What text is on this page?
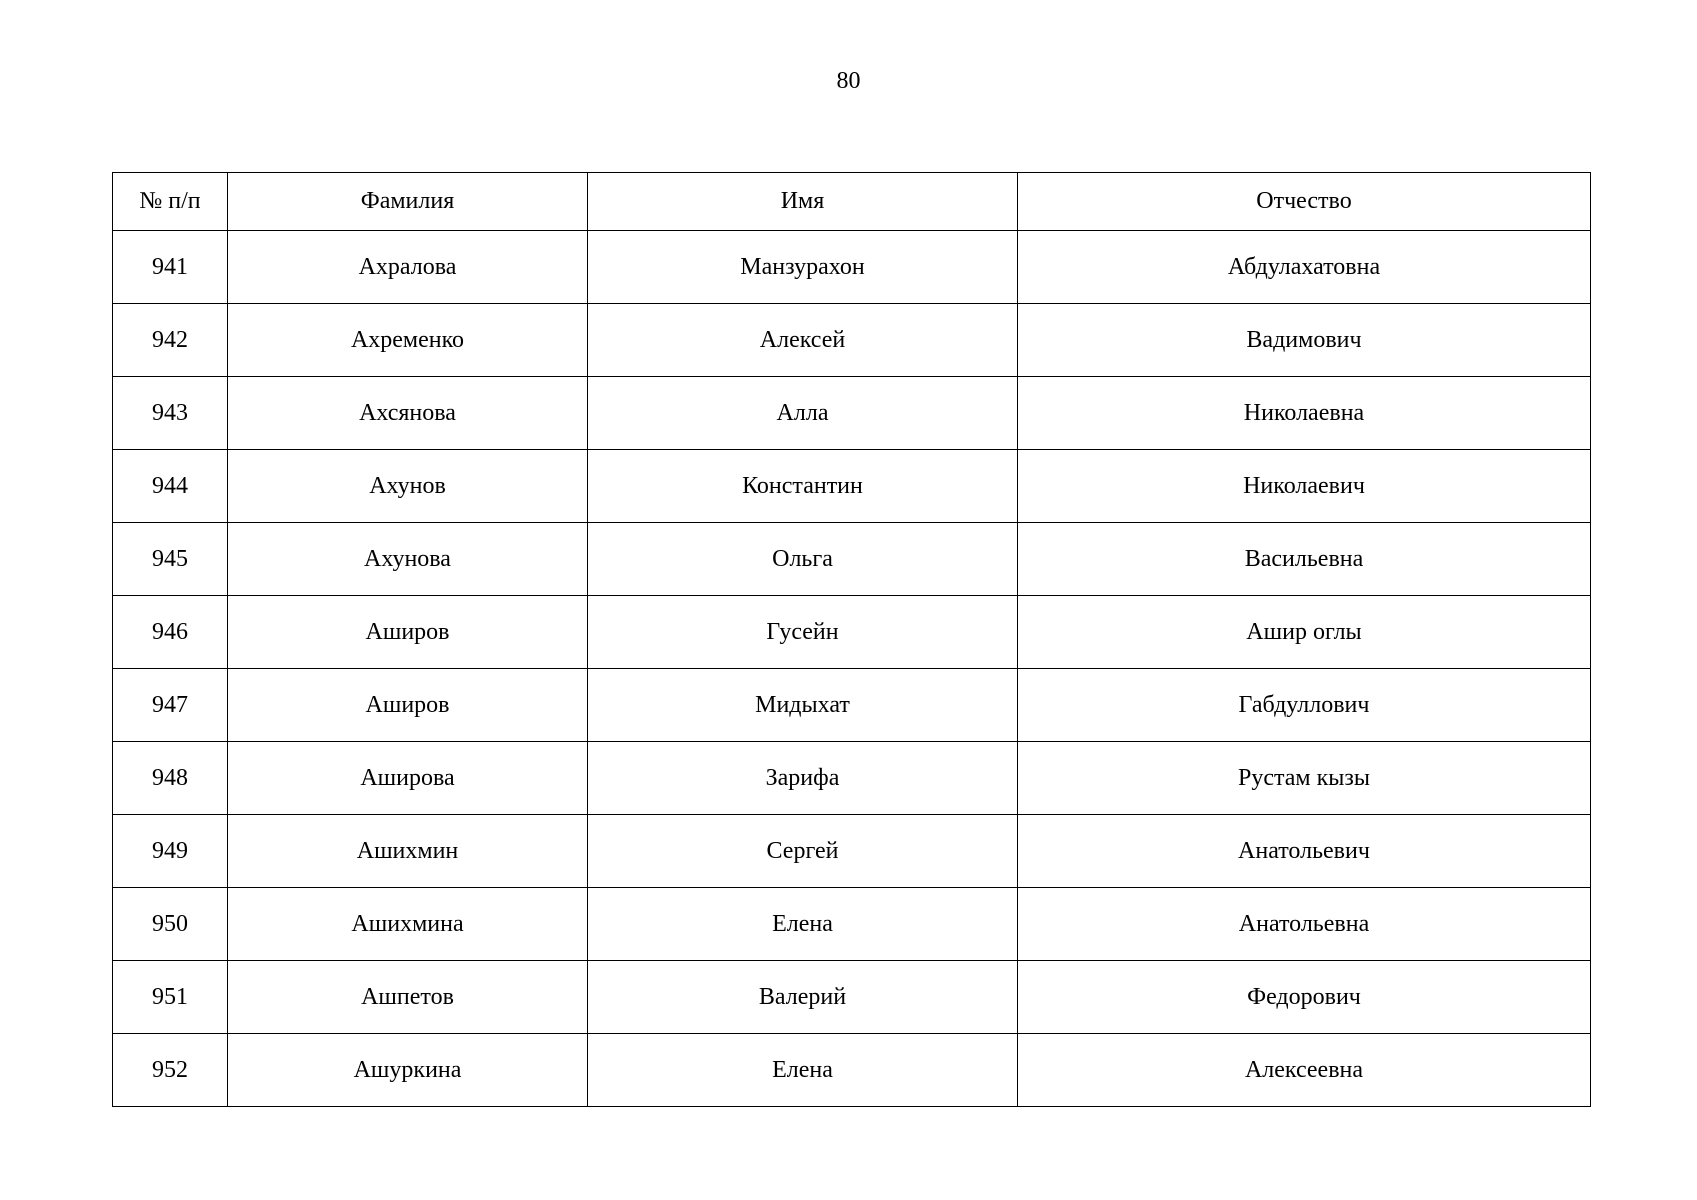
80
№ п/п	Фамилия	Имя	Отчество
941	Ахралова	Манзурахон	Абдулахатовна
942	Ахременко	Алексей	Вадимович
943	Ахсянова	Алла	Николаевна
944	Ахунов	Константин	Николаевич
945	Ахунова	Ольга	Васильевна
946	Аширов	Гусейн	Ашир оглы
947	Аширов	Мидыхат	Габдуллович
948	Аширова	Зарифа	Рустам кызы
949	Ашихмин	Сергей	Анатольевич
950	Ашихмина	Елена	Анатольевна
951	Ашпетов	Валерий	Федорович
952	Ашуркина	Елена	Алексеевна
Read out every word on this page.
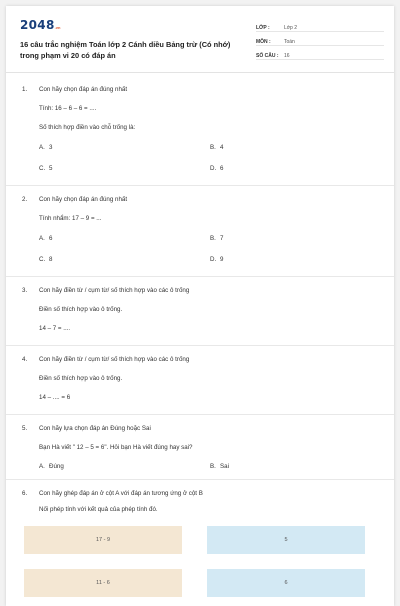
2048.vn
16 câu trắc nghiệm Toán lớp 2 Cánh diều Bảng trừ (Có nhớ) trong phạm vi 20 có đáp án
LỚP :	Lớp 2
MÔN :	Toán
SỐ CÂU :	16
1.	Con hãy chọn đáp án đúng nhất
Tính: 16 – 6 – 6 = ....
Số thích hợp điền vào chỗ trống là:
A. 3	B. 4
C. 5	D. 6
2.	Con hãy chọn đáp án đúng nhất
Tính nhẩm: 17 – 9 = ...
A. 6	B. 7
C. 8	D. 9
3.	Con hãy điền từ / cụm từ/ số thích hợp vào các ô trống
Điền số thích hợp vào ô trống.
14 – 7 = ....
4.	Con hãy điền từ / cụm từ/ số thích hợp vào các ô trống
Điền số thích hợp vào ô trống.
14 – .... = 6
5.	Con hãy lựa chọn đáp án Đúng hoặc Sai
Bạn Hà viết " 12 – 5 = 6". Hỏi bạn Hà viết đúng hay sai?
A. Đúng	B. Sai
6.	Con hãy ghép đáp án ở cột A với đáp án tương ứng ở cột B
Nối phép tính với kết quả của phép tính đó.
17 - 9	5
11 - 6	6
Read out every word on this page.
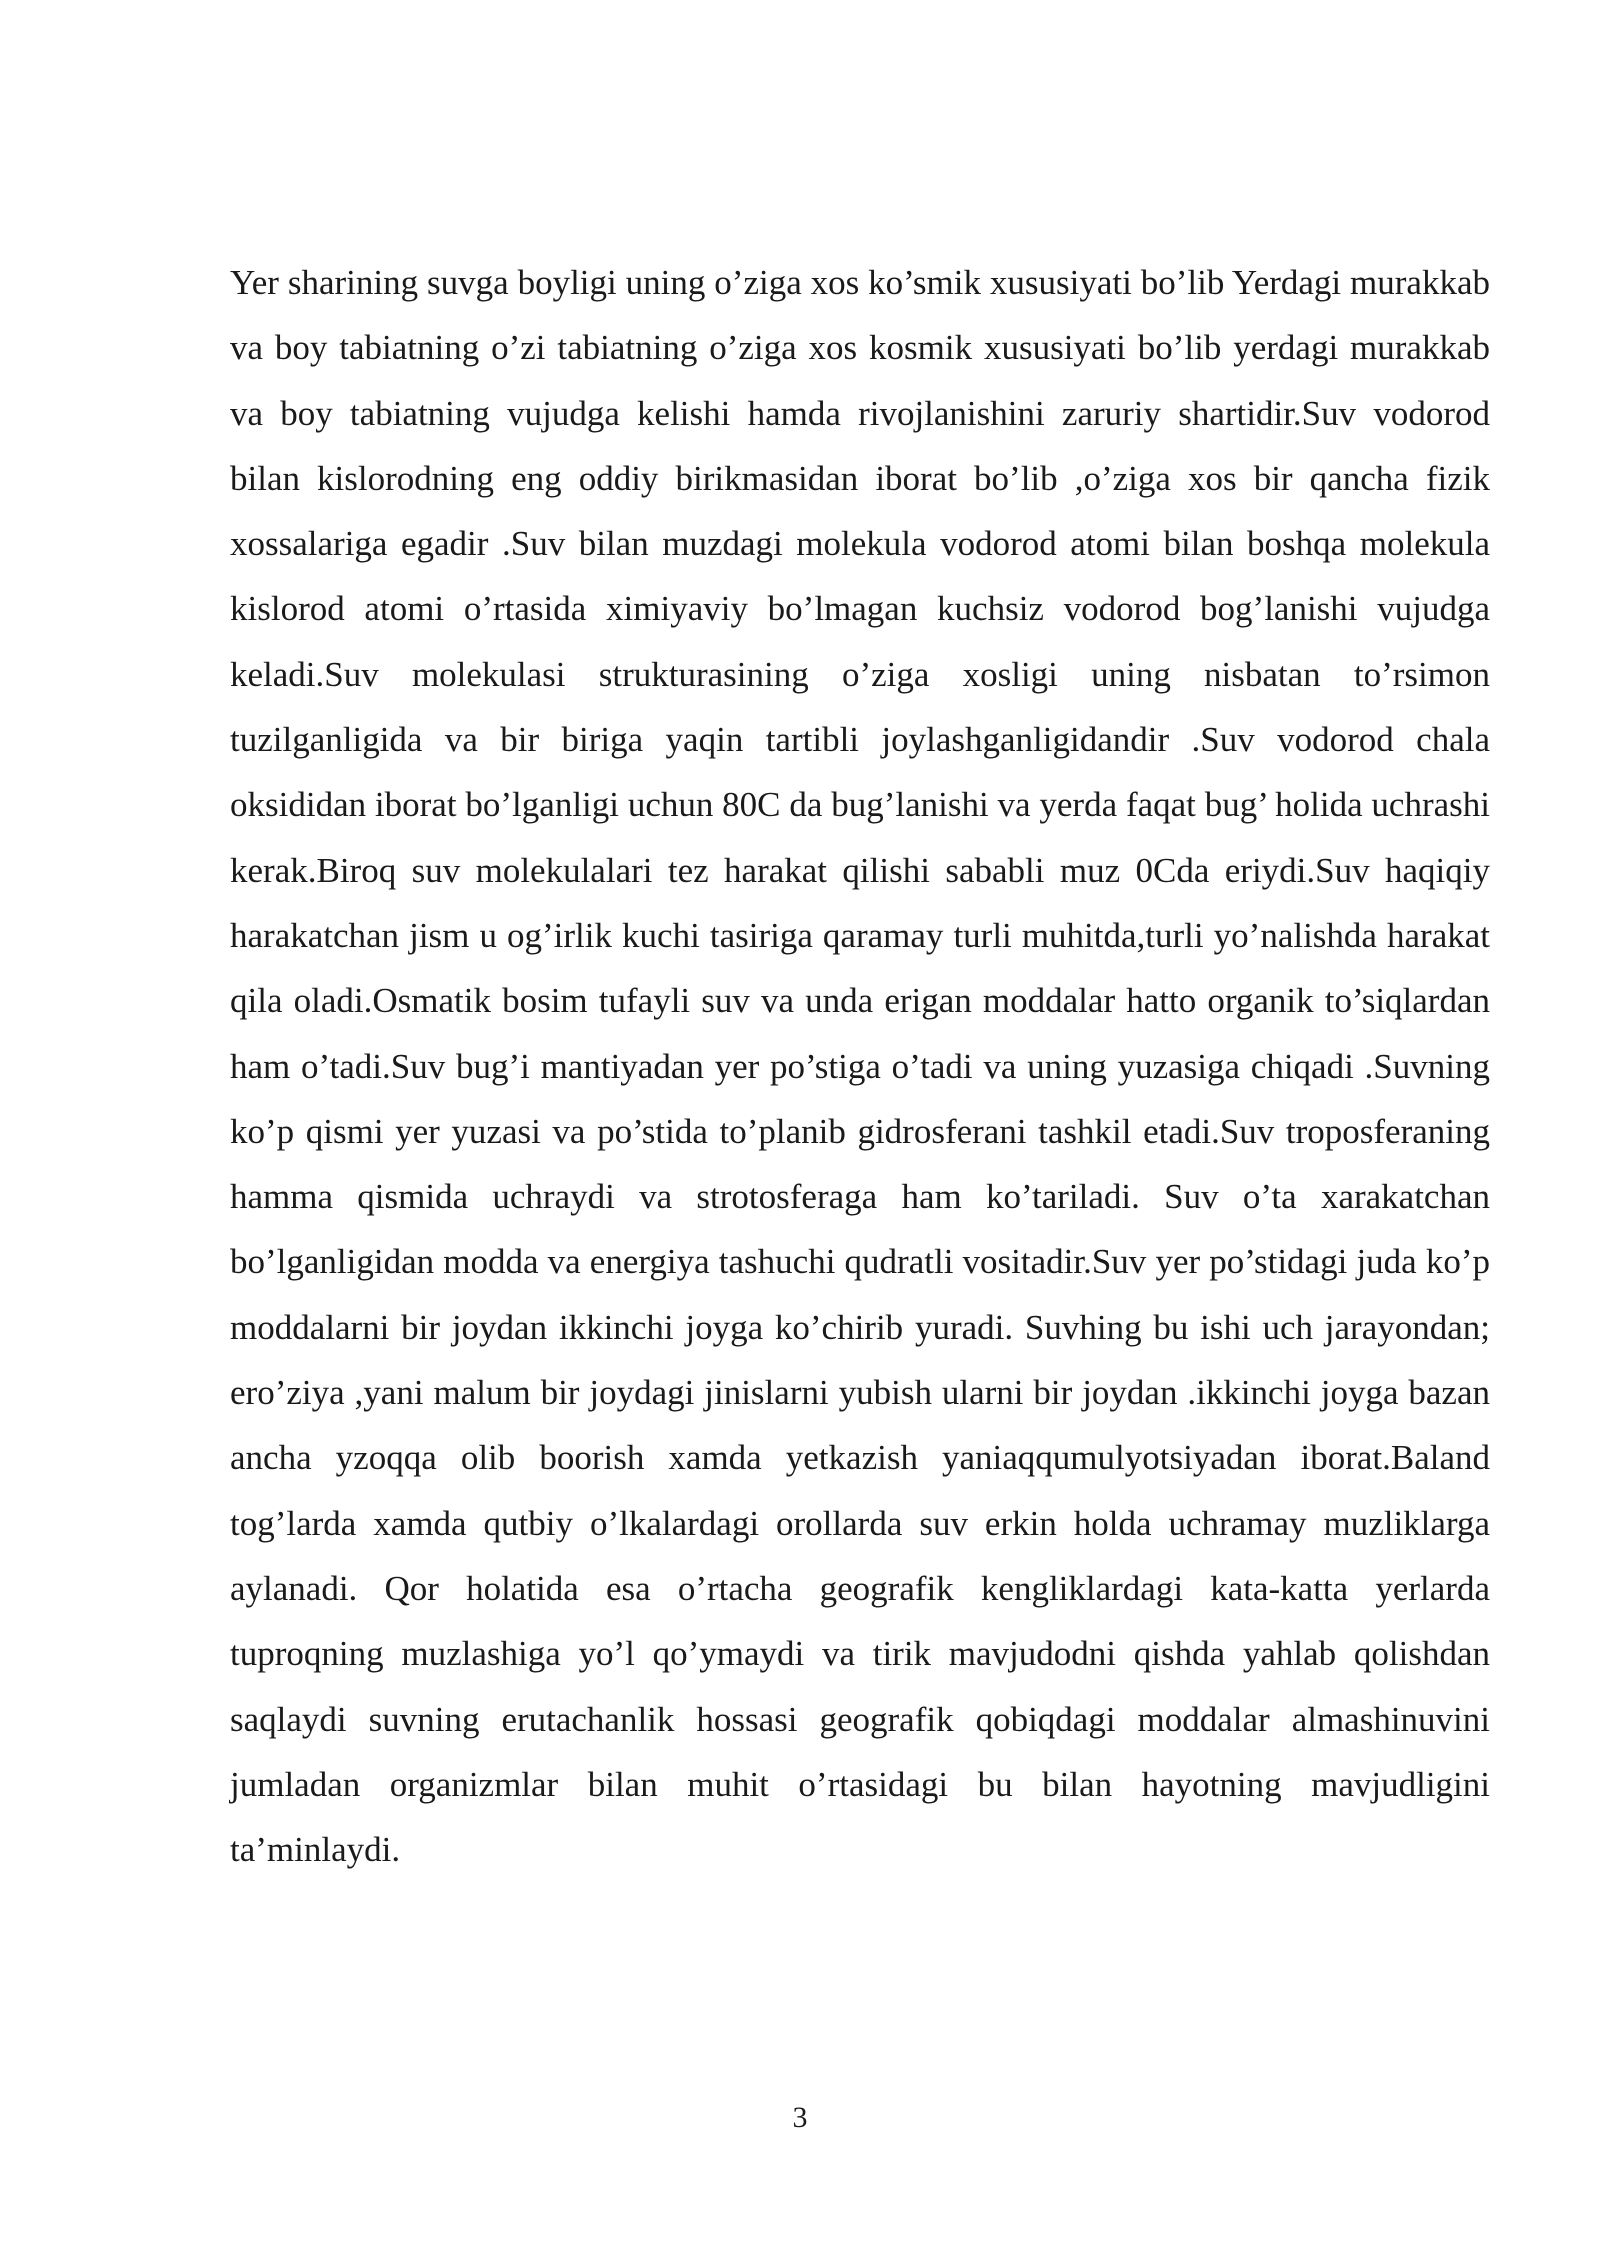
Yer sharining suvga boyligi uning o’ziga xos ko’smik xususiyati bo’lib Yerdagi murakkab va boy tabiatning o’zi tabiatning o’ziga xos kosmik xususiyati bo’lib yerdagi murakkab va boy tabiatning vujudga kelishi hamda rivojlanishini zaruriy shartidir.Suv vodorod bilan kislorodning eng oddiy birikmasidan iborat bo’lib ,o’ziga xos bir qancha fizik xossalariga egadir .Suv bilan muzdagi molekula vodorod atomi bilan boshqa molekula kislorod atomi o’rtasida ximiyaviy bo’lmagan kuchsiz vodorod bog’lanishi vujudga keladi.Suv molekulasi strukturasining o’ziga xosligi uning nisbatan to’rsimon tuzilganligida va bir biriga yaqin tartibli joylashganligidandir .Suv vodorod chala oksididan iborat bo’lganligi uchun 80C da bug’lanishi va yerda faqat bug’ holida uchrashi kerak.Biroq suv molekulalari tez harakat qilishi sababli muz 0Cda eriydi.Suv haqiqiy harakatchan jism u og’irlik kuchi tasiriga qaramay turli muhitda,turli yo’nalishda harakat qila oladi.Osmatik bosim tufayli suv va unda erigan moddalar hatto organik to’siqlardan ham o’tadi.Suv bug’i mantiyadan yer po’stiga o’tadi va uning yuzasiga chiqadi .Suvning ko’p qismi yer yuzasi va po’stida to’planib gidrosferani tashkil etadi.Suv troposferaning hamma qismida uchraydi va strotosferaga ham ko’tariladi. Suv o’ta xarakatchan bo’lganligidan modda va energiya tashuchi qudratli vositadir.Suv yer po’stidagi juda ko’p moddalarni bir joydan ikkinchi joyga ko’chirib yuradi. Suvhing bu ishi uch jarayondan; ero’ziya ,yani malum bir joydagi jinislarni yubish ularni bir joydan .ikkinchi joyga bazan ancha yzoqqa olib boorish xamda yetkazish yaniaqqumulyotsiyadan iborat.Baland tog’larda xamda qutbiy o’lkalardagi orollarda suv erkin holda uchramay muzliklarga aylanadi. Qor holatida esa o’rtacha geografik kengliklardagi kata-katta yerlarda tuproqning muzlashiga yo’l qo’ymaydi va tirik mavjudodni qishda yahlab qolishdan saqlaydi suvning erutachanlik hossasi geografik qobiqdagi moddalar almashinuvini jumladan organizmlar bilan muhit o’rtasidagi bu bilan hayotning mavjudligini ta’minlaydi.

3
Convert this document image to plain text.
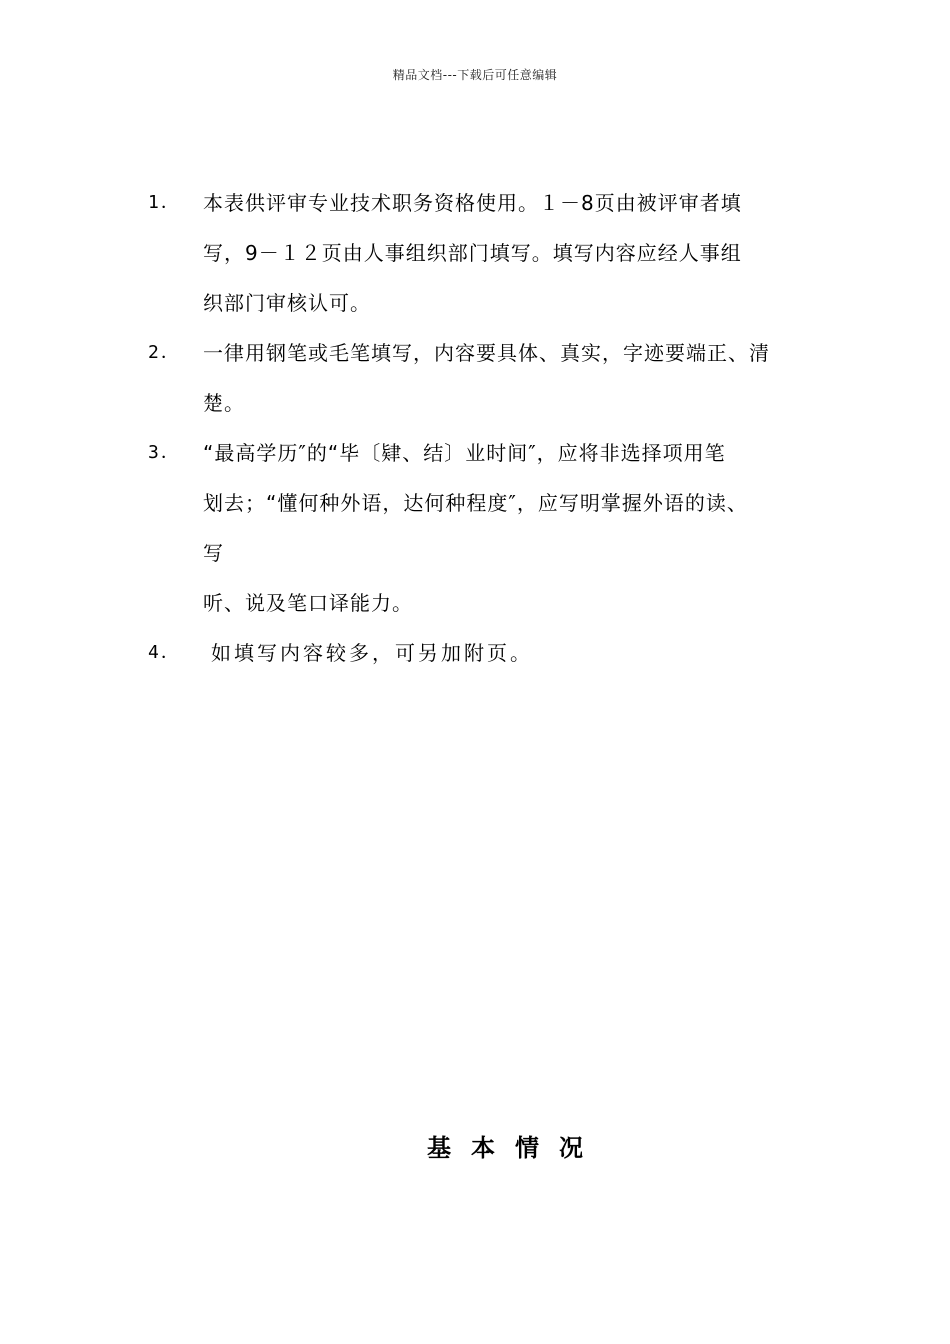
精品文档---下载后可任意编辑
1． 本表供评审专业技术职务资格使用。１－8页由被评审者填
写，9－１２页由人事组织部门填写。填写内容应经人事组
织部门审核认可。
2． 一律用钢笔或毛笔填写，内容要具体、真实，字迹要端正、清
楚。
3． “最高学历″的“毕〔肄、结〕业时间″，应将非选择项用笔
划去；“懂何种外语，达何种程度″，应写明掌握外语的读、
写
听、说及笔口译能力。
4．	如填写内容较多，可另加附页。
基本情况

▶ **REQUEST**: Copy in full each line that holds the word "this".

▶ **ANSWER TO THE TASK**:
What text is on this page?
Read out every word on this page.
Read out every word on this page.
Convert this document image to plain text.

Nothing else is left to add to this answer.